#### [AIM]
Say how many lines in the records include the string "กงานส", adding no other words.

╭─ SUPPLIED MATERIAL

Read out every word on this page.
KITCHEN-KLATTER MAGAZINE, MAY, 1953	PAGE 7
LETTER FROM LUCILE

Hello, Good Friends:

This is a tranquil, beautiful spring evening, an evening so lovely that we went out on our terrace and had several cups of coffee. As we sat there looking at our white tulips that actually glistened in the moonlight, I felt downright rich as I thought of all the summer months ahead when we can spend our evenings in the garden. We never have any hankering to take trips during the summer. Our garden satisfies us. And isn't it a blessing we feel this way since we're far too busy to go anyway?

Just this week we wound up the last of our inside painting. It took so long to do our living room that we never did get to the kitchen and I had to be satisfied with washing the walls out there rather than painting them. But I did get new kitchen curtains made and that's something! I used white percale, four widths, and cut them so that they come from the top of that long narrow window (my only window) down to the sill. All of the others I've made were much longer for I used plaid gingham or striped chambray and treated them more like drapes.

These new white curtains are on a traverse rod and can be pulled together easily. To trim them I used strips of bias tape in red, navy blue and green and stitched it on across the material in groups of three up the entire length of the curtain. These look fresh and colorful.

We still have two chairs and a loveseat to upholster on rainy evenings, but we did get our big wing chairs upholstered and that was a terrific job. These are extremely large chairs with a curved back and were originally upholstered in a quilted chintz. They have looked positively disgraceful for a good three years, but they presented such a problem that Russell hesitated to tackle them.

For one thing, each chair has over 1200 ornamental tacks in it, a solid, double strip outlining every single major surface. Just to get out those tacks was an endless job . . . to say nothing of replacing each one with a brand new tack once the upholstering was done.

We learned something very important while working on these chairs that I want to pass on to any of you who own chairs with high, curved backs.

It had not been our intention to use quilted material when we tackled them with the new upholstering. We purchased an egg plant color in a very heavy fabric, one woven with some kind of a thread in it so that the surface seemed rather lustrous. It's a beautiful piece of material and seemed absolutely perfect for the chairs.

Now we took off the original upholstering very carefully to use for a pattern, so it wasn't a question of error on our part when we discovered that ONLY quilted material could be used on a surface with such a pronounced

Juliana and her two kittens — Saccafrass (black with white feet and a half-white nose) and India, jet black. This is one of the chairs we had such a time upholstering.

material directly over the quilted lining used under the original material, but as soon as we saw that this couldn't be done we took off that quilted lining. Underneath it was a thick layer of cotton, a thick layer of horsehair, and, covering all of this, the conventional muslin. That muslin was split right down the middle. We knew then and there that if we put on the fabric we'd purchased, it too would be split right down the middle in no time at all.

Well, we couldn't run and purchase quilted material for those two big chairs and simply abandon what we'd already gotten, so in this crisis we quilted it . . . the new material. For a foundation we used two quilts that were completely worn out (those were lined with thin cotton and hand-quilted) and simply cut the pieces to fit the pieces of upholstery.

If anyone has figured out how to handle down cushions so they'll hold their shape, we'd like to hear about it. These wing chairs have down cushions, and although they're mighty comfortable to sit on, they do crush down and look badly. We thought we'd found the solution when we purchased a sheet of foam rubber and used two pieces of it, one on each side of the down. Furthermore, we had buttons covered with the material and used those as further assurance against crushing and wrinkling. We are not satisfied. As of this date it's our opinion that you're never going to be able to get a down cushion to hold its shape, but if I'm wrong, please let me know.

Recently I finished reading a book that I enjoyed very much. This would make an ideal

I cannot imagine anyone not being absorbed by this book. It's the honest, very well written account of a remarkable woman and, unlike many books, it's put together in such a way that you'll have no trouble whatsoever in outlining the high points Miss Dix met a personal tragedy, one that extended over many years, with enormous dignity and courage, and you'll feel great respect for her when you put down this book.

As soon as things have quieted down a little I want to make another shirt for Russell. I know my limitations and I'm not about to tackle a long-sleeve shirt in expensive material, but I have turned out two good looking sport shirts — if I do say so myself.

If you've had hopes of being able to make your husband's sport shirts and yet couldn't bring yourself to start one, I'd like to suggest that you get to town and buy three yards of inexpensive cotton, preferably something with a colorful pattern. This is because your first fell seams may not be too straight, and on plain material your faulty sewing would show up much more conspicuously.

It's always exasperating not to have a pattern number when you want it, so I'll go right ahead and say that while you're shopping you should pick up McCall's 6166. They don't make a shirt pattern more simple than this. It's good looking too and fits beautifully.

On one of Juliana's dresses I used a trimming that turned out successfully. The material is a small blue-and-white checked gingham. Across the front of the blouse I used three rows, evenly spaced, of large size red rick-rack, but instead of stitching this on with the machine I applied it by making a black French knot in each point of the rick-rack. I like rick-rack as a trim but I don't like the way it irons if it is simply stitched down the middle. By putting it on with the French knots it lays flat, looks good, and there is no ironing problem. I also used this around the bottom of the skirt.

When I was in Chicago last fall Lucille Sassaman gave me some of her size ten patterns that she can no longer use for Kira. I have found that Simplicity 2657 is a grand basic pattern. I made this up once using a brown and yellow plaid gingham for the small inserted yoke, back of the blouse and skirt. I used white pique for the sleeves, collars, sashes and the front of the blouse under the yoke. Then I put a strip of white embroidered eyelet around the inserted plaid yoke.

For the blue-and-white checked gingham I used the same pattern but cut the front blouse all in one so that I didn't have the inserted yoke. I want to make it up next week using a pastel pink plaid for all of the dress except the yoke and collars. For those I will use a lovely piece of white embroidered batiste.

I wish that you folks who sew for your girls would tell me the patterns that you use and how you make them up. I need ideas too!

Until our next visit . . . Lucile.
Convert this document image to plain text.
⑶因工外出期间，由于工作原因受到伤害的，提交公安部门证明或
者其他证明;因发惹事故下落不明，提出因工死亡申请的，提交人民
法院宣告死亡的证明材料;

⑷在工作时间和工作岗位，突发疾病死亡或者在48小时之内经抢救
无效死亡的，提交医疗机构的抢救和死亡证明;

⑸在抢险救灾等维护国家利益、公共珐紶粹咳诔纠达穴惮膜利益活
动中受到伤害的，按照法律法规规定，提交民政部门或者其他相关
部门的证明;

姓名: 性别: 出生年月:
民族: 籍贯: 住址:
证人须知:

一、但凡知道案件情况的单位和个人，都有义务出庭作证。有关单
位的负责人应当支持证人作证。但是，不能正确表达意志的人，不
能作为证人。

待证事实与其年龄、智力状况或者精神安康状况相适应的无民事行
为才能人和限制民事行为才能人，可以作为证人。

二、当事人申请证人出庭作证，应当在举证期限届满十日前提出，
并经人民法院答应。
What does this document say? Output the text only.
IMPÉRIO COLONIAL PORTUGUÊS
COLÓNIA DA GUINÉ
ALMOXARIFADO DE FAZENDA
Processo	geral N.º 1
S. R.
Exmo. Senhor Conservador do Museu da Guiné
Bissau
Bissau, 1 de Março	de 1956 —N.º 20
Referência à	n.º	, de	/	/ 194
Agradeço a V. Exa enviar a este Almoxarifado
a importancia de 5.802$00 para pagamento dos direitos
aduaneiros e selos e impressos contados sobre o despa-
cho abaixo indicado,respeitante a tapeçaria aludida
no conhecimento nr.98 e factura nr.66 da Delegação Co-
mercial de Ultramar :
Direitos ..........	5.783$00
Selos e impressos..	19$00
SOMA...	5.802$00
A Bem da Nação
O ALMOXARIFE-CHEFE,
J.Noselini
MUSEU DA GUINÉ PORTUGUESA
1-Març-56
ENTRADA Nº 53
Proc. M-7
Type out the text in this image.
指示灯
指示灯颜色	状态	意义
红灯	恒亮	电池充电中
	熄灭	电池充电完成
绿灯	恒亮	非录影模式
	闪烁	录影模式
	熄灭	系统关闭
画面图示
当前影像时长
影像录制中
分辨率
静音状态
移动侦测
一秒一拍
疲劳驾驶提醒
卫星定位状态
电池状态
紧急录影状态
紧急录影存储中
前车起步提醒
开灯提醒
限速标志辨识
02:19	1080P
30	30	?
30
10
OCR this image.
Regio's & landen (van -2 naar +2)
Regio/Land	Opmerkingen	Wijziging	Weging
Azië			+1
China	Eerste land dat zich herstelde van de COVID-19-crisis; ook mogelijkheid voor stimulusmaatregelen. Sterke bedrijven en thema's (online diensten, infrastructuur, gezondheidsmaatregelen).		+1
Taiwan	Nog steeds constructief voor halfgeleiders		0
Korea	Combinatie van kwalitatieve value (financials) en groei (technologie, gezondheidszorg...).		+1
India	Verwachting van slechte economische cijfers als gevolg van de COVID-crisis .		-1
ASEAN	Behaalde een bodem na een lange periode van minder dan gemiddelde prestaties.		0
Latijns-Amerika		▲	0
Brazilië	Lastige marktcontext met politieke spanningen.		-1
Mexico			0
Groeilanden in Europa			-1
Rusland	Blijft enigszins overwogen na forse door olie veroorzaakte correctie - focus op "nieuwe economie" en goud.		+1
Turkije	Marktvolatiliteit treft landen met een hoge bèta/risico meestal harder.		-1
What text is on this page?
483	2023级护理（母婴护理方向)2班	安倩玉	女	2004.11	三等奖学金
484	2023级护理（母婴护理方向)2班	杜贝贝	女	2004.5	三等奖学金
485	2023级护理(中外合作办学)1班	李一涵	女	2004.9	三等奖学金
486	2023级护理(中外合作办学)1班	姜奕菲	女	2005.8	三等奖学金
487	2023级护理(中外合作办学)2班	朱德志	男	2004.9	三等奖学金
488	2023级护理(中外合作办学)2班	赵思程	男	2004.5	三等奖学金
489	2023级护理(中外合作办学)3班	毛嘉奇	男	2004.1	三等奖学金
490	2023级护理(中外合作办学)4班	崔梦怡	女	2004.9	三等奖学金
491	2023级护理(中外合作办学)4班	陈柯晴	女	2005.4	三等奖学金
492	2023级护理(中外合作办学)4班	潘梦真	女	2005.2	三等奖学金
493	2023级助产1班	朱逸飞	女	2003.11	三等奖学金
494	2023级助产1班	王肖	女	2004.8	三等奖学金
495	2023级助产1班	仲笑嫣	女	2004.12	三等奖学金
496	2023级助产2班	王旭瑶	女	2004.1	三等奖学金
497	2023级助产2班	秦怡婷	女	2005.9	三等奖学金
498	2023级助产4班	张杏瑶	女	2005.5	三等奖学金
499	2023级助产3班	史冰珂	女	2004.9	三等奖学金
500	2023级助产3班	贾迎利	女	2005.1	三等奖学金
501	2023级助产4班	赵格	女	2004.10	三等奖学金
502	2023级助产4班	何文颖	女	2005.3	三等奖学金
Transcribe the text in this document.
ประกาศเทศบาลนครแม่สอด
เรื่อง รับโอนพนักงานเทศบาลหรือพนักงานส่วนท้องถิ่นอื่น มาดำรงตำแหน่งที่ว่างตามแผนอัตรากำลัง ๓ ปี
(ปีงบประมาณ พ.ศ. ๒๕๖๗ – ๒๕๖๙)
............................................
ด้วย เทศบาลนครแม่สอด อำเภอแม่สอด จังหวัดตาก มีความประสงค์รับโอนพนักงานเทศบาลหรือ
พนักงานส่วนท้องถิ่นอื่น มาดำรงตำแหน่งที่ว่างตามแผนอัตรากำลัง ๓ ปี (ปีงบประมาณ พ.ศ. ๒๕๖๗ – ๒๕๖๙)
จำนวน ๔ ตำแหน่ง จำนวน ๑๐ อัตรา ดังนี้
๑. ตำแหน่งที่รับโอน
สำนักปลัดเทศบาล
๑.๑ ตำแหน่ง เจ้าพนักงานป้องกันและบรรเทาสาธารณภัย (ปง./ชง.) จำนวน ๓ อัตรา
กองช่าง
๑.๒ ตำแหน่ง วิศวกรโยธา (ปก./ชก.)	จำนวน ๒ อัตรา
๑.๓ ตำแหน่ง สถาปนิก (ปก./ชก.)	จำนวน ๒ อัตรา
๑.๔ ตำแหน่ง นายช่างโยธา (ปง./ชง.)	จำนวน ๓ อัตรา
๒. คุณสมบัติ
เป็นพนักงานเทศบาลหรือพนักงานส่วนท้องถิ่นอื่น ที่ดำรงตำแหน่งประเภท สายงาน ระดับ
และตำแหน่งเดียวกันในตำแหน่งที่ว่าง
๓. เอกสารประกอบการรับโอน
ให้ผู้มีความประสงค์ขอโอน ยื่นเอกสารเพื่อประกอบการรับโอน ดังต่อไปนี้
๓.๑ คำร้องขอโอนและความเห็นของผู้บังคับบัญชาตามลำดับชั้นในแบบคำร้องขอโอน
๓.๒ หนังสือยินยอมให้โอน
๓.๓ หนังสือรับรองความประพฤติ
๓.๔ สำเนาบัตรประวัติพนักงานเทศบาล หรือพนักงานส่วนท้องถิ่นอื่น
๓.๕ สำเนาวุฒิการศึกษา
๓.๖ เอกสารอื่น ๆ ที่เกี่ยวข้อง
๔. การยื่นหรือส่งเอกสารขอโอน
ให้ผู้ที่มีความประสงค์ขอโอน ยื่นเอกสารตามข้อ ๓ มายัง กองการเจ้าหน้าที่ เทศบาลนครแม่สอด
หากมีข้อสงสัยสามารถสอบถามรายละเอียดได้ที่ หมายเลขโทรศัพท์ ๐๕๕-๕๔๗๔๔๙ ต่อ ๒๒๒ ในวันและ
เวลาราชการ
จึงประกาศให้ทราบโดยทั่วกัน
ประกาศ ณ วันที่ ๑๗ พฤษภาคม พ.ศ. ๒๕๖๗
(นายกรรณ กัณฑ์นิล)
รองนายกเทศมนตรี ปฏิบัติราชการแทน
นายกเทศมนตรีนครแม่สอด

╰─

#### [RESPONSE]
4